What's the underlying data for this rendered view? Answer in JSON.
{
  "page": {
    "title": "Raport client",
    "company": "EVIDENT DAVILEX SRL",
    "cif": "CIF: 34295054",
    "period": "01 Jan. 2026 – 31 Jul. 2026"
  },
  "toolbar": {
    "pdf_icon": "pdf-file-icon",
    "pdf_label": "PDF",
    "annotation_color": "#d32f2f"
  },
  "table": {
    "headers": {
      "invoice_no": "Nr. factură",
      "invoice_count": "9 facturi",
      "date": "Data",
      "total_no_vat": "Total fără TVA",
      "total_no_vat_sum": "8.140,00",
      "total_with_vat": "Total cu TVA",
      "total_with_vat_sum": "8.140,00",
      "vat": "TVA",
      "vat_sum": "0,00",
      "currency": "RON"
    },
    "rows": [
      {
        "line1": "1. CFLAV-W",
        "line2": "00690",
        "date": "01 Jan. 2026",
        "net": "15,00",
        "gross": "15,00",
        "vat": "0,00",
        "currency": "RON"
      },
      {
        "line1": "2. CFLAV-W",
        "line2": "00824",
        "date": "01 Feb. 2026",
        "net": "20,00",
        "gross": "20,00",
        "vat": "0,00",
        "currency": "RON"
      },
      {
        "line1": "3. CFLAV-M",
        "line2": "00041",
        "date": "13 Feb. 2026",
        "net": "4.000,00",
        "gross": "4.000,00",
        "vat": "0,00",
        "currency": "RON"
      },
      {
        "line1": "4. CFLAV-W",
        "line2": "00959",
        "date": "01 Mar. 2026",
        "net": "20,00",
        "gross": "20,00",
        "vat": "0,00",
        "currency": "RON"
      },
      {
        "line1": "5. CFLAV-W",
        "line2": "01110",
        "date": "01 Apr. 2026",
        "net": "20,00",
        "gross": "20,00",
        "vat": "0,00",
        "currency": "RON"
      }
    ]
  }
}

----------------

-- GIVEN INSTRUCTION --
Copy the data above in full, character for character.

-- EXERCISE RESPONSE --
What's the underlying data for this rendered view? Answer in JSON.
{
  "page": {
    "title": "Raport client",
    "company": "EVIDENT DAVILEX SRL",
    "cif": "CIF: 34295054",
    "period": "01 Jan. 2026 – 31 Jul. 2026"
  },
  "toolbar": {
    "pdf_icon": "pdf-file-icon",
    "pdf_label": "PDF",
    "annotation_color": "#d32f2f"
  },
  "table": {
    "headers": {
      "invoice_no": "Nr. factură",
      "invoice_count": "9 facturi",
      "date": "Data",
      "total_no_vat": "Total fără TVA",
      "total_no_vat_sum": "8.140,00",
      "total_with_vat": "Total cu TVA",
      "total_with_vat_sum": "8.140,00",
      "vat": "TVA",
      "vat_sum": "0,00",
      "currency": "RON"
    },
    "rows": [
      {
        "line1": "1. CFLAV-W",
        "line2": "00690",
        "date": "01 Jan. 2026",
        "net": "15,00",
        "gross": "15,00",
        "vat": "0,00",
        "currency": "RON"
      },
      {
        "line1": "2. CFLAV-W",
        "line2": "00824",
        "date": "01 Feb. 2026",
        "net": "20,00",
        "gross": "20,00",
        "vat": "0,00",
        "currency": "RON"
      },
      {
        "line1": "3. CFLAV-M",
        "line2": "00041",
        "date": "13 Feb. 2026",
        "net": "4.000,00",
        "gross": "4.000,00",
        "vat": "0,00",
        "currency": "RON"
      },
      {
        "line1": "4. CFLAV-W",
        "line2": "00959",
        "date": "01 Mar. 2026",
        "net": "20,00",
        "gross": "20,00",
        "vat": "0,00",
        "currency": "RON"
      },
      {
        "line1": "5. CFLAV-W",
        "line2": "01110",
        "date": "01 Apr. 2026",
        "net": "20,00",
        "gross": "20,00",
        "vat": "0,00",
        "currency": "RON"
      }
    ]
  }
}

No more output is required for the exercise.